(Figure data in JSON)
'''

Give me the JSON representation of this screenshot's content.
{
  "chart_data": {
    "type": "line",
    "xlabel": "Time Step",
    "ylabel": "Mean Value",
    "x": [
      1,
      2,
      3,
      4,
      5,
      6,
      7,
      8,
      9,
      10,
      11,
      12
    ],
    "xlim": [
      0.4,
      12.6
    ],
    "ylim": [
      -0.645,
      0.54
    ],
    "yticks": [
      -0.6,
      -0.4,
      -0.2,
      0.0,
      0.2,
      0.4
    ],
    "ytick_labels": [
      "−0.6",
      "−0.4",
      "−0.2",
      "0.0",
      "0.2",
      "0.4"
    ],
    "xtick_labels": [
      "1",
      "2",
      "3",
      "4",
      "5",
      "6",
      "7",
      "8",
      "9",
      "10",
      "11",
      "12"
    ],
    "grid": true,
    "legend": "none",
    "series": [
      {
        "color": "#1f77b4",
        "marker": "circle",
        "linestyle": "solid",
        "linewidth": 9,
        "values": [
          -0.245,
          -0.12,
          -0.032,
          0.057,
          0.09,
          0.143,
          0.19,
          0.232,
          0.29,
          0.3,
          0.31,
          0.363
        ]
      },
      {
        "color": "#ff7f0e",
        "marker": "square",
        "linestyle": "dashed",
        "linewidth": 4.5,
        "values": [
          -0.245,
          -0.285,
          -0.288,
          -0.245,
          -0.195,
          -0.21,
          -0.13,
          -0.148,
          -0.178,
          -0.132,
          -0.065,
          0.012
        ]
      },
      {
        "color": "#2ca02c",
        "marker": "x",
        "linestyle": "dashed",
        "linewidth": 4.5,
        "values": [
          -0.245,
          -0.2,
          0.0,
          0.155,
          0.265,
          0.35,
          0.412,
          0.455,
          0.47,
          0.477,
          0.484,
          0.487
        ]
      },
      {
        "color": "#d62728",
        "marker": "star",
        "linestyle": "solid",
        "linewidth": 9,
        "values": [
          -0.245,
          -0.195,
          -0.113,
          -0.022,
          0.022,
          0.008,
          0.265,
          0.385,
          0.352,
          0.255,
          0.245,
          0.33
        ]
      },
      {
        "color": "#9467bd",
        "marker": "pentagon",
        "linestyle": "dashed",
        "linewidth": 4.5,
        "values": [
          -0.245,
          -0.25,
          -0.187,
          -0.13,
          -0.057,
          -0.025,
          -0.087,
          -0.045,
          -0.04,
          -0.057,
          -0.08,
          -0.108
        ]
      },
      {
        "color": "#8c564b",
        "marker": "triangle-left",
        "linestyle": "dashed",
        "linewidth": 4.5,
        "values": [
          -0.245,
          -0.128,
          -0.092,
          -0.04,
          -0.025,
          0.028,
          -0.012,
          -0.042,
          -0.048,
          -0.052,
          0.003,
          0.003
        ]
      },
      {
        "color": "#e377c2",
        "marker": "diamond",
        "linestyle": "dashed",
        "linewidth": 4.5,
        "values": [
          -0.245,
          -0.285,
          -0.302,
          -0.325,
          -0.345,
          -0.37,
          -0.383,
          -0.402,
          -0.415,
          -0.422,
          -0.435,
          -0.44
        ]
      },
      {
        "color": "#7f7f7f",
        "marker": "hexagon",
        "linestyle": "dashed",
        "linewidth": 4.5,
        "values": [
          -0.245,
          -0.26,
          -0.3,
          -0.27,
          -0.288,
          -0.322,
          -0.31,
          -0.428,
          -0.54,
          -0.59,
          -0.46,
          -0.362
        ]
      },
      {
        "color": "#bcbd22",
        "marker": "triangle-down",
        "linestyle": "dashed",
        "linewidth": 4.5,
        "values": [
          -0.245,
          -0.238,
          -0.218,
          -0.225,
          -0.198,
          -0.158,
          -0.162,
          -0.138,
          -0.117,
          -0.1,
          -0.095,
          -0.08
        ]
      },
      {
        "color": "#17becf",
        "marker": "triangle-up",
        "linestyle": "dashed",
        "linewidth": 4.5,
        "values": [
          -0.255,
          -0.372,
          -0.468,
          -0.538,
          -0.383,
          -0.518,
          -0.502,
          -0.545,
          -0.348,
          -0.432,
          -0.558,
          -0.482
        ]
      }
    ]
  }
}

'''

> GIVEN EXERCISE:
The entries above must be returned exactly.

> WORKED SOLUTION:
Give me the JSON representation of this screenshot's content.
{
  "chart_data": {
    "type": "line",
    "xlabel": "Time Step",
    "ylabel": "Mean Value",
    "x": [
      1,
      2,
      3,
      4,
      5,
      6,
      7,
      8,
      9,
      10,
      11,
      12
    ],
    "xlim": [
      0.4,
      12.6
    ],
    "ylim": [
      -0.645,
      0.54
    ],
    "yticks": [
      -0.6,
      -0.4,
      -0.2,
      0.0,
      0.2,
      0.4
    ],
    "ytick_labels": [
      "−0.6",
      "−0.4",
      "−0.2",
      "0.0",
      "0.2",
      "0.4"
    ],
    "xtick_labels": [
      "1",
      "2",
      "3",
      "4",
      "5",
      "6",
      "7",
      "8",
      "9",
      "10",
      "11",
      "12"
    ],
    "grid": true,
    "legend": "none",
    "series": [
      {
        "color": "#1f77b4",
        "marker": "circle",
        "linestyle": "solid",
        "linewidth": 9,
        "values": [
          -0.245,
          -0.12,
          -0.032,
          0.057,
          0.09,
          0.143,
          0.19,
          0.232,
          0.29,
          0.3,
          0.31,
          0.363
        ]
      },
      {
        "color": "#ff7f0e",
        "marker": "square",
        "linestyle": "dashed",
        "linewidth": 4.5,
        "values": [
          -0.245,
          -0.285,
          -0.288,
          -0.245,
          -0.195,
          -0.21,
          -0.13,
          -0.148,
          -0.178,
          -0.132,
          -0.065,
          0.012
        ]
      },
      {
        "color": "#2ca02c",
        "marker": "x",
        "linestyle": "dashed",
        "linewidth": 4.5,
        "values": [
          -0.245,
          -0.2,
          0.0,
          0.155,
          0.265,
          0.35,
          0.412,
          0.455,
          0.47,
          0.477,
          0.484,
          0.487
        ]
      },
      {
        "color": "#d62728",
        "marker": "star",
        "linestyle": "solid",
        "linewidth": 9,
        "values": [
          -0.245,
          -0.195,
          -0.113,
          -0.022,
          0.022,
          0.008,
          0.265,
          0.385,
          0.352,
          0.255,
          0.245,
          0.33
        ]
      },
      {
        "color": "#9467bd",
        "marker": "pentagon",
        "linestyle": "dashed",
        "linewidth": 4.5,
        "values": [
          -0.245,
          -0.25,
          -0.187,
          -0.13,
          -0.057,
          -0.025,
          -0.087,
          -0.045,
          -0.04,
          -0.057,
          -0.08,
          -0.108
        ]
      },
      {
        "color": "#8c564b",
        "marker": "triangle-left",
        "linestyle": "dashed",
        "linewidth": 4.5,
        "values": [
          -0.245,
          -0.128,
          -0.092,
          -0.04,
          -0.025,
          0.028,
          -0.012,
          -0.042,
          -0.048,
          -0.052,
          0.003,
          0.003
        ]
      },
      {
        "color": "#e377c2",
        "marker": "diamond",
        "linestyle": "dashed",
        "linewidth": 4.5,
        "values": [
          -0.245,
          -0.285,
          -0.302,
          -0.325,
          -0.345,
          -0.37,
          -0.383,
          -0.402,
          -0.415,
          -0.422,
          -0.435,
          -0.44
        ]
      },
      {
        "color": "#7f7f7f",
        "marker": "hexagon",
        "linestyle": "dashed",
        "linewidth": 4.5,
        "values": [
          -0.245,
          -0.26,
          -0.3,
          -0.27,
          -0.288,
          -0.322,
          -0.31,
          -0.428,
          -0.54,
          -0.59,
          -0.46,
          -0.362
        ]
      },
      {
        "color": "#bcbd22",
        "marker": "triangle-down",
        "linestyle": "dashed",
        "linewidth": 4.5,
        "values": [
          -0.245,
          -0.238,
          -0.218,
          -0.225,
          -0.198,
          -0.158,
          -0.162,
          -0.138,
          -0.117,
          -0.1,
          -0.095,
          -0.08
        ]
      },
      {
        "color": "#17becf",
        "marker": "triangle-up",
        "linestyle": "dashed",
        "linewidth": 4.5,
        "values": [
          -0.255,
          -0.372,
          -0.468,
          -0.538,
          -0.383,
          -0.518,
          -0.502,
          -0.545,
          -0.348,
          -0.432,
          -0.558,
          -0.482
        ]
      }
    ]
  }
}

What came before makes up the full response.